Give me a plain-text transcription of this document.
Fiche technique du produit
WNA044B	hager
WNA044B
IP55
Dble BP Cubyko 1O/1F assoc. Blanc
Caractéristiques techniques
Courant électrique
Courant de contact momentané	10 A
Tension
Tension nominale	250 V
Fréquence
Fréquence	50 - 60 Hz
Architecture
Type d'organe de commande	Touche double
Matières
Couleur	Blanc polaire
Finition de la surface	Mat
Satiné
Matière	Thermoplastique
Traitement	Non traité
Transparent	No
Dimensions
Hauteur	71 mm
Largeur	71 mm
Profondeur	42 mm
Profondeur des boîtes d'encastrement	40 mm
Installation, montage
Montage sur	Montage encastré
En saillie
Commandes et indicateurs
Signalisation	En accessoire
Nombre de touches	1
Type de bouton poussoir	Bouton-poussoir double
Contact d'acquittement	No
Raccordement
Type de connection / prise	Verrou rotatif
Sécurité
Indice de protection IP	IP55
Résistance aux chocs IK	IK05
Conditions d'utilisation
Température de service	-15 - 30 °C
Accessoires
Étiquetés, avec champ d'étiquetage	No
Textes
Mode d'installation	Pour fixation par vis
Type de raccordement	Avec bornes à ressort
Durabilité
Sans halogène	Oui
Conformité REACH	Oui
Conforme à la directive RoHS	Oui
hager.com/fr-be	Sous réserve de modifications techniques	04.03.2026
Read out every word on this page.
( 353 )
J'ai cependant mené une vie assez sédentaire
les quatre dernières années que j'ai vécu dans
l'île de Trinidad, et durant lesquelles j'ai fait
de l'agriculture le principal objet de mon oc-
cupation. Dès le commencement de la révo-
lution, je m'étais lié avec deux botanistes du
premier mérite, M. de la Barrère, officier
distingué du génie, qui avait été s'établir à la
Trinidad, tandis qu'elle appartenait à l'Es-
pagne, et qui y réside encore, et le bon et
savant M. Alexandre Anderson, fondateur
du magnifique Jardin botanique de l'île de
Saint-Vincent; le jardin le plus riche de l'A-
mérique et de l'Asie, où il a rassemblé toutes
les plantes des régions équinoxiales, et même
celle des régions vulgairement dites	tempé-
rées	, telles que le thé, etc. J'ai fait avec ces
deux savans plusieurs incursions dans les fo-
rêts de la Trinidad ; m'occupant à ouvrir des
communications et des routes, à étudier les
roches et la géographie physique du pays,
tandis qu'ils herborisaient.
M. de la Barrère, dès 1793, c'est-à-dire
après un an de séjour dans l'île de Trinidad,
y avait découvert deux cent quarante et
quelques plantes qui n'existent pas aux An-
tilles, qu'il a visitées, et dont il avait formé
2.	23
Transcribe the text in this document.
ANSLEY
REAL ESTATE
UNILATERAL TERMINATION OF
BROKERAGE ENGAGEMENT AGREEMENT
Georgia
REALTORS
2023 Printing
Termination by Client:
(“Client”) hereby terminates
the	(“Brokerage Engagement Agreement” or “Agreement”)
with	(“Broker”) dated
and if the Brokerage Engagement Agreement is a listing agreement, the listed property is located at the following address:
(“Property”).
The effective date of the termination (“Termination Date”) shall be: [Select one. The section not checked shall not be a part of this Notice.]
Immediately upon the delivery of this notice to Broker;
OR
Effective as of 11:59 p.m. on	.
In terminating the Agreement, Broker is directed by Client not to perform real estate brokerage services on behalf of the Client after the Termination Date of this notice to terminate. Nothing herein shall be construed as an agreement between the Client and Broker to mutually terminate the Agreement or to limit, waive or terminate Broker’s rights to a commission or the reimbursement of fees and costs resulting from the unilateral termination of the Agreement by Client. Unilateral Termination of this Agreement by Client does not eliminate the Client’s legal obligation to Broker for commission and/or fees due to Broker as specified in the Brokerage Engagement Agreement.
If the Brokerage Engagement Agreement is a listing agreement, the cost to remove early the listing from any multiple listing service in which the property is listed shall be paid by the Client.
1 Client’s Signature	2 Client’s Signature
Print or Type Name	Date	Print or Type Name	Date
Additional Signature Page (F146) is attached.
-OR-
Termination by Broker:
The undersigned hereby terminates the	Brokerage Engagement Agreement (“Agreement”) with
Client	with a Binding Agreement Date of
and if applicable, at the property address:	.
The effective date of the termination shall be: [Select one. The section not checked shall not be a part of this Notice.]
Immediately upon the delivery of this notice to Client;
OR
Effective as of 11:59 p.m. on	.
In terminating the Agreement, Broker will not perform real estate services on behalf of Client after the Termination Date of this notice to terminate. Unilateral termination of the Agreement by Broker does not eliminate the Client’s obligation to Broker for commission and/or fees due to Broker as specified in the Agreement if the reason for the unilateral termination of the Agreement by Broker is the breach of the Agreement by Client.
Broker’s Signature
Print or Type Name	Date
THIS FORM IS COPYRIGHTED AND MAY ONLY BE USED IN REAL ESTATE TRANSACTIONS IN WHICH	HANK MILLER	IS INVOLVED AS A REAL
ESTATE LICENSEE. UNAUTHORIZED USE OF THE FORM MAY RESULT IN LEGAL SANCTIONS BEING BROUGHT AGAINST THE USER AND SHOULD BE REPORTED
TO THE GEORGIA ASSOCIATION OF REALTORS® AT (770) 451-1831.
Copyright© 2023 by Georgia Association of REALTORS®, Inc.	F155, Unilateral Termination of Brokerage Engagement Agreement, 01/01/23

.....

→ WORK INSTRUCTIONS: Retype the listing above in full, with no alterations.

→ EXERCISE SOLUTION:
Give me a plain-text transcription of this document.
Fiche technique du produit
WNA044B	hager
WNA044B
IP55
Dble BP Cubyko 1O/1F assoc. Blanc
Caractéristiques techniques
Courant électrique
Courant de contact momentané	10 A
Tension
Tension nominale	250 V
Fréquence
Fréquence	50 - 60 Hz
Architecture
Type d'organe de commande	Touche double
Matières
Couleur	Blanc polaire
Finition de la surface	Mat
Satiné
Matière	Thermoplastique
Traitement	Non traité
Transparent	No
Dimensions
Hauteur	71 mm
Largeur	71 mm
Profondeur	42 mm
Profondeur des boîtes d'encastrement	40 mm
Installation, montage
Montage sur	Montage encastré
En saillie
Commandes et indicateurs
Signalisation	En accessoire
Nombre de touches	1
Type de bouton poussoir	Bouton-poussoir double
Contact d'acquittement	No
Raccordement
Type de connection / prise	Verrou rotatif
Sécurité
Indice de protection IP	IP55
Résistance aux chocs IK	IK05
Conditions d'utilisation
Température de service	-15 - 30 °C
Accessoires
Étiquetés, avec champ d'étiquetage	No
Textes
Mode d'installation	Pour fixation par vis
Type de raccordement	Avec bornes à ressort
Durabilité
Sans halogène	Oui
Conformité REACH	Oui
Conforme à la directive RoHS	Oui
hager.com/fr-be	Sous réserve de modifications techniques	04.03.2026
Read out every word on this page.
( 353 )
J'ai cependant mené une vie assez sédentaire
les quatre dernières années que j'ai vécu dans
l'île de Trinidad, et durant lesquelles j'ai fait
de l'agriculture le principal objet de mon oc-
cupation. Dès le commencement de la révo-
lution, je m'étais lié avec deux botanistes du
premier mérite, M. de la Barrère, officier
distingué du génie, qui avait été s'établir à la
Trinidad, tandis qu'elle appartenait à l'Es-
pagne, et qui y réside encore, et le bon et
savant M. Alexandre Anderson, fondateur
du magnifique Jardin botanique de l'île de
Saint-Vincent; le jardin le plus riche de l'A-
mérique et de l'Asie, où il a rassemblé toutes
les plantes des régions équinoxiales, et même
celle des régions vulgairement dites	tempé-
rées	, telles que le thé, etc. J'ai fait avec ces
deux savans plusieurs incursions dans les fo-
rêts de la Trinidad ; m'occupant à ouvrir des
communications et des routes, à étudier les
roches et la géographie physique du pays,
tandis qu'ils herborisaient.
M. de la Barrère, dès 1793, c'est-à-dire
après un an de séjour dans l'île de Trinidad,
y avait découvert deux cent quarante et
quelques plantes qui n'existent pas aux An-
tilles, qu'il a visitées, et dont il avait formé
2.	23
Transcribe the text in this document.
ANSLEY
REAL ESTATE
UNILATERAL TERMINATION OF
BROKERAGE ENGAGEMENT AGREEMENT
Georgia
REALTORS
2023 Printing
Termination by Client:
(“Client”) hereby terminates
the	(“Brokerage Engagement Agreement” or “Agreement”)
with	(“Broker”) dated
and if the Brokerage Engagement Agreement is a listing agreement, the listed property is located at the following address:
(“Property”).
The effective date of the termination (“Termination Date”) shall be: [Select one. The section not checked shall not be a part of this Notice.]
Immediately upon the delivery of this notice to Broker;
OR
Effective as of 11:59 p.m. on	.
In terminating the Agreement, Broker is directed by Client not to perform real estate brokerage services on behalf of the Client after the Termination Date of this notice to terminate. Nothing herein shall be construed as an agreement between the Client and Broker to mutually terminate the Agreement or to limit, waive or terminate Broker’s rights to a commission or the reimbursement of fees and costs resulting from the unilateral termination of the Agreement by Client. Unilateral Termination of this Agreement by Client does not eliminate the Client’s legal obligation to Broker for commission and/or fees due to Broker as specified in the Brokerage Engagement Agreement.
If the Brokerage Engagement Agreement is a listing agreement, the cost to remove early the listing from any multiple listing service in which the property is listed shall be paid by the Client.
1 Client’s Signature	2 Client’s Signature
Print or Type Name	Date	Print or Type Name	Date
Additional Signature Page (F146) is attached.
-OR-
Termination by Broker:
The undersigned hereby terminates the	Brokerage Engagement Agreement (“Agreement”) with
Client	with a Binding Agreement Date of
and if applicable, at the property address:	.
The effective date of the termination shall be: [Select one. The section not checked shall not be a part of this Notice.]
Immediately upon the delivery of this notice to Client;
OR
Effective as of 11:59 p.m. on	.
In terminating the Agreement, Broker will not perform real estate services on behalf of Client after the Termination Date of this notice to terminate. Unilateral termination of the Agreement by Broker does not eliminate the Client’s obligation to Broker for commission and/or fees due to Broker as specified in the Agreement if the reason for the unilateral termination of the Agreement by Broker is the breach of the Agreement by Client.
Broker’s Signature
Print or Type Name	Date
THIS FORM IS COPYRIGHTED AND MAY ONLY BE USED IN REAL ESTATE TRANSACTIONS IN WHICH	HANK MILLER	IS INVOLVED AS A REAL
ESTATE LICENSEE. UNAUTHORIZED USE OF THE FORM MAY RESULT IN LEGAL SANCTIONS BEING BROUGHT AGAINST THE USER AND SHOULD BE REPORTED
TO THE GEORGIA ASSOCIATION OF REALTORS® AT (770) 451-1831.
Copyright© 2023 by Georgia Association of REALTORS®, Inc.	F155, Unilateral Termination of Brokerage Engagement Agreement, 01/01/23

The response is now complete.